REQUEST:
Note how many lines in the entries contain the string "bottom", then give that number and nothing else.

★ ★ ★ ★

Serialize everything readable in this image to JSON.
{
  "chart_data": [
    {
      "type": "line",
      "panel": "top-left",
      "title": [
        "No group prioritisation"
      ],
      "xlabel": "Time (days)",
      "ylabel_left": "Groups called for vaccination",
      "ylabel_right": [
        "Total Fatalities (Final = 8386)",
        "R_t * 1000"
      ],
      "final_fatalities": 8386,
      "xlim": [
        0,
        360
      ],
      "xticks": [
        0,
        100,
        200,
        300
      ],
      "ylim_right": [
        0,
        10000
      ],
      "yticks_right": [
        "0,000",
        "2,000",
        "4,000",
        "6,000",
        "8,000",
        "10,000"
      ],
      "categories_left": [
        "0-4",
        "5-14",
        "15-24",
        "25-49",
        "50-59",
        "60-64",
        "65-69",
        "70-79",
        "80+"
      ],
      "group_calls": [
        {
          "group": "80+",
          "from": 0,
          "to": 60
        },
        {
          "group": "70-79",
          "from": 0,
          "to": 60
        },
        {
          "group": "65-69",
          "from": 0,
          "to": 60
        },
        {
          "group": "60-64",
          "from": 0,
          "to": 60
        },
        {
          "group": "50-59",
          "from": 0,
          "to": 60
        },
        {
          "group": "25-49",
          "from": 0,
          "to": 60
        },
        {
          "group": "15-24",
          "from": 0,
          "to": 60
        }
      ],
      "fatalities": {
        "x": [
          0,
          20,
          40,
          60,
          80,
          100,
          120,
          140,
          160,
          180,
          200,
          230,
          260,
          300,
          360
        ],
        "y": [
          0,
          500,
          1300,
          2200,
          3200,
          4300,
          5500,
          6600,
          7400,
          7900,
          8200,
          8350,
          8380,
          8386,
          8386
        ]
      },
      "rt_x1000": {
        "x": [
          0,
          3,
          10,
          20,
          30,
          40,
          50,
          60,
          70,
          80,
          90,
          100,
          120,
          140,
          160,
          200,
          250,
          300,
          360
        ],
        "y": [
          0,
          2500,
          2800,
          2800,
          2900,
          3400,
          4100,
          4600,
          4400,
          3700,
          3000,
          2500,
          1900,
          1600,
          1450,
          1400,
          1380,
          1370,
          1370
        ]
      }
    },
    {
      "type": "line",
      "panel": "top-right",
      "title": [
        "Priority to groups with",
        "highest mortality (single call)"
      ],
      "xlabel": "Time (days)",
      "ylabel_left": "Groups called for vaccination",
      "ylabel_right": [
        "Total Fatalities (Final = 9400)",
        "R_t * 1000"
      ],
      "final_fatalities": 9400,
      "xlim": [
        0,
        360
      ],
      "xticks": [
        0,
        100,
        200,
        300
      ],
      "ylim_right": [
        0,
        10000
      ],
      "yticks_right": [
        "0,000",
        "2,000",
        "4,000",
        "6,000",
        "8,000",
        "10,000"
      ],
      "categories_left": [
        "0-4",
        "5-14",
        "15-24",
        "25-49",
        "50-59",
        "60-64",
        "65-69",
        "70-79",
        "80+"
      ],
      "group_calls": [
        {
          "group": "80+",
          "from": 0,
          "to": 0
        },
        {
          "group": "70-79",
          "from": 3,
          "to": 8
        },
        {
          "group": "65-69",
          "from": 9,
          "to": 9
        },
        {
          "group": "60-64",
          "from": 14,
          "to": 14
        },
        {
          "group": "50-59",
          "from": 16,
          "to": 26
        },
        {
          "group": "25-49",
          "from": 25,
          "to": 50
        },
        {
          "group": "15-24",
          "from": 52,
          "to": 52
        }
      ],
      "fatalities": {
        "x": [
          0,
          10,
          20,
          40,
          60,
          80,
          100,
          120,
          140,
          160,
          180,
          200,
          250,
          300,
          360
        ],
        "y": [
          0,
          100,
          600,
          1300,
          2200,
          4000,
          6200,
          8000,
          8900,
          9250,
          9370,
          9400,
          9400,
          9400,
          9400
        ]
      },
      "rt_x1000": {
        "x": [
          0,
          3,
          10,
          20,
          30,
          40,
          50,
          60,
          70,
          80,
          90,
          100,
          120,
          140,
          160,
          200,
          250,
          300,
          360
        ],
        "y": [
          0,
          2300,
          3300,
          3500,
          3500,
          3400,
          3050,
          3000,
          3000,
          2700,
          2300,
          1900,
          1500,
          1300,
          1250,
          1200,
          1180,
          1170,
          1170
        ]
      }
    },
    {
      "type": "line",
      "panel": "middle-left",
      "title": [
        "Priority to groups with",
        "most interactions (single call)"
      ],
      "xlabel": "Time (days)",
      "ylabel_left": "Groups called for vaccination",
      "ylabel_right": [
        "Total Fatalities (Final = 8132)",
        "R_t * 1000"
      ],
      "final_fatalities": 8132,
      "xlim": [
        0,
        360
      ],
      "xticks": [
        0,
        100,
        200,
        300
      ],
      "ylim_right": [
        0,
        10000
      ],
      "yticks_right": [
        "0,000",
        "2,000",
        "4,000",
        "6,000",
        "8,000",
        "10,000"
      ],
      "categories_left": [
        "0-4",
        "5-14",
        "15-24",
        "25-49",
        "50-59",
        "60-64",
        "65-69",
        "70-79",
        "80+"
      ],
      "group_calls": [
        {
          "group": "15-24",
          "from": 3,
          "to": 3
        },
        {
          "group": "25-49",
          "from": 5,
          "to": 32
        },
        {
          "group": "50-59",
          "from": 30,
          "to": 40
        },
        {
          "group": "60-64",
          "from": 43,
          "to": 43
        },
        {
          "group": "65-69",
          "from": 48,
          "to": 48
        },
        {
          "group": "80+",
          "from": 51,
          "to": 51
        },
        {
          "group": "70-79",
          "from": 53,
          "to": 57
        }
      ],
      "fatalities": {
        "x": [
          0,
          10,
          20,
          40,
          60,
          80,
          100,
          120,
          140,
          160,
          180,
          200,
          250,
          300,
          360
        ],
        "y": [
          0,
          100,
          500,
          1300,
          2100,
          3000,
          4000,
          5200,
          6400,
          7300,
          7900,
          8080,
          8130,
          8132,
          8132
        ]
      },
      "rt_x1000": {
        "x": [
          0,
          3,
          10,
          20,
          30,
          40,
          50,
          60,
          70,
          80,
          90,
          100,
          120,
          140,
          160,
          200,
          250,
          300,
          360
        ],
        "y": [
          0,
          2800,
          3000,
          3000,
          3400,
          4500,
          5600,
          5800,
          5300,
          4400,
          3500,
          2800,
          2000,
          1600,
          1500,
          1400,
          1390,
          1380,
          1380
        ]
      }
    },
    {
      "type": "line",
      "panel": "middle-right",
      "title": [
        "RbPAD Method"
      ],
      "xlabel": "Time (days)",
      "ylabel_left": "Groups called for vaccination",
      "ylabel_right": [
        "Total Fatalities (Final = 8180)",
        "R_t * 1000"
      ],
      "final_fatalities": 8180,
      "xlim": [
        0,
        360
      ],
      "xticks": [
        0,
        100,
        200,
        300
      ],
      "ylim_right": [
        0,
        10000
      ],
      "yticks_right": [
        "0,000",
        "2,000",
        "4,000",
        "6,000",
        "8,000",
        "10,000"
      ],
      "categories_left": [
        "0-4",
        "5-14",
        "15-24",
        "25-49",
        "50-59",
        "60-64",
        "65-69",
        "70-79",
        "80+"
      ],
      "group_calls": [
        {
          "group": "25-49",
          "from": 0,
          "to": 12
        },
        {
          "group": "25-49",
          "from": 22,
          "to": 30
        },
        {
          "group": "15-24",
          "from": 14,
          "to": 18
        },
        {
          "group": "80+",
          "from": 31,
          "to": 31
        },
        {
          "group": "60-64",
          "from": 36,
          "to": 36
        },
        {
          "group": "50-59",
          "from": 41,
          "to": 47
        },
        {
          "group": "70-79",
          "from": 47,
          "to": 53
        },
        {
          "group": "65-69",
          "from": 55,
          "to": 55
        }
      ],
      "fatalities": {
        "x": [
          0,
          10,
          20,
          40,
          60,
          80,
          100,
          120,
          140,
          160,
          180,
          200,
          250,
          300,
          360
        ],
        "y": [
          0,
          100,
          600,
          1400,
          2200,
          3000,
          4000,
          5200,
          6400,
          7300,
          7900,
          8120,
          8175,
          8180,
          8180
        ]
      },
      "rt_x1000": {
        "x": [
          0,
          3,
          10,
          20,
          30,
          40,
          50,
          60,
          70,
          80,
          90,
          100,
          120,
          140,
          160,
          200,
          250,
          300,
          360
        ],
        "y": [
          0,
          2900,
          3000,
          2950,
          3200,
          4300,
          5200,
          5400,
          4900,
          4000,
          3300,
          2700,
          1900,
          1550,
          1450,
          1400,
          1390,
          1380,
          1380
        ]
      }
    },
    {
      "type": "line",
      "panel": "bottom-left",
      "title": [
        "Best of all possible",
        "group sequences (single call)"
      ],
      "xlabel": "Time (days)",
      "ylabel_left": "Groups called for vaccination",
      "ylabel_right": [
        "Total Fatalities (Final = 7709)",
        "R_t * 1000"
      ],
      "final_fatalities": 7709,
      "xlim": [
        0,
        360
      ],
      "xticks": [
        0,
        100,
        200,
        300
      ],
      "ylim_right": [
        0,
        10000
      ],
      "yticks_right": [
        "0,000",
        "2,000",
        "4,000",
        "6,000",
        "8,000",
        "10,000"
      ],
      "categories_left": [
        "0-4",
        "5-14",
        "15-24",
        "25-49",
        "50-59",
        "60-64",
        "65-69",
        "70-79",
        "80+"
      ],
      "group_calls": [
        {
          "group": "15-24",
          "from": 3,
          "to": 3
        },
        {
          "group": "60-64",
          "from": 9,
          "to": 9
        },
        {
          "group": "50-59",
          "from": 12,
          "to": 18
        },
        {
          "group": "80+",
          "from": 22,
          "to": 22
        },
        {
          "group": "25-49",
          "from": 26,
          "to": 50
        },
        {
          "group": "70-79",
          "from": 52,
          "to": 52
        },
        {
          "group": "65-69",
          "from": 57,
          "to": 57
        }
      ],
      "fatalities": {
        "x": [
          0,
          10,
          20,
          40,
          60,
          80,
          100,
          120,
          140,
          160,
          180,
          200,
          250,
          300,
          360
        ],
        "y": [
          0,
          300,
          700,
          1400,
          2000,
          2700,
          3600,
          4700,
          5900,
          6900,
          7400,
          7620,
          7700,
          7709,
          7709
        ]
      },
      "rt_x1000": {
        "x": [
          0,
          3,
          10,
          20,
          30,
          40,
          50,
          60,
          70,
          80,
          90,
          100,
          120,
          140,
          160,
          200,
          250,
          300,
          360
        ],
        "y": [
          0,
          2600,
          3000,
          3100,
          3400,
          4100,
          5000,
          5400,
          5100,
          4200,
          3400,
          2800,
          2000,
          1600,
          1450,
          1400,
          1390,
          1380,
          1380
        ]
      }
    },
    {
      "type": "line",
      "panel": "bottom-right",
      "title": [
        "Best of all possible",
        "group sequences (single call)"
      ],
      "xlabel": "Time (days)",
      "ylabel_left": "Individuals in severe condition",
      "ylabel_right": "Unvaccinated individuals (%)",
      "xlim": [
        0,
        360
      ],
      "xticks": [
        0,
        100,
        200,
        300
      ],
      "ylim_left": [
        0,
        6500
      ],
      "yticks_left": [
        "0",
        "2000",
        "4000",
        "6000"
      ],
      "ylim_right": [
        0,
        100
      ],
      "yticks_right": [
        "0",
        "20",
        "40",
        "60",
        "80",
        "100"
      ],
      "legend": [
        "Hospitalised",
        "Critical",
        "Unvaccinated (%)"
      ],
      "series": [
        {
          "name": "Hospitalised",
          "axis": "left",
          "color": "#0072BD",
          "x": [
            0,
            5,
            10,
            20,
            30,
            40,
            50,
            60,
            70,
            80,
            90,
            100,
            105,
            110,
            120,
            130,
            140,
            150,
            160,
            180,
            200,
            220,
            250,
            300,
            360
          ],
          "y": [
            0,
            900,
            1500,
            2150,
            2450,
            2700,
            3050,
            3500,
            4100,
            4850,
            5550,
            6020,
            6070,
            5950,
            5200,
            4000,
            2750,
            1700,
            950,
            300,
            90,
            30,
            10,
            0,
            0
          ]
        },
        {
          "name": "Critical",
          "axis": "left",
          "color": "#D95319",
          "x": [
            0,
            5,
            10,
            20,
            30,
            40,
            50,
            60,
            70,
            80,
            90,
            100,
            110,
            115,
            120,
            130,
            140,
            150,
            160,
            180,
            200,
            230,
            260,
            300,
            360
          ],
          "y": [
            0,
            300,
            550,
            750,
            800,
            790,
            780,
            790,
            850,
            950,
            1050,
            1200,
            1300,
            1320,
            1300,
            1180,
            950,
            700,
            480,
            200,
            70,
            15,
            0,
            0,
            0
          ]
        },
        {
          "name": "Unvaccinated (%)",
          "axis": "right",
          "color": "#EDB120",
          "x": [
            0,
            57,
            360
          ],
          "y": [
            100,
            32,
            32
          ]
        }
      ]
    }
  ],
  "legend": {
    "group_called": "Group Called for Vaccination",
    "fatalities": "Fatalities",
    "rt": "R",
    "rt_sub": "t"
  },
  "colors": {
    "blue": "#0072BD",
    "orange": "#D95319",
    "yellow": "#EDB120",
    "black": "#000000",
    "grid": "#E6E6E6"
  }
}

★ ★ ★ ★

FULL SOLUTION:
2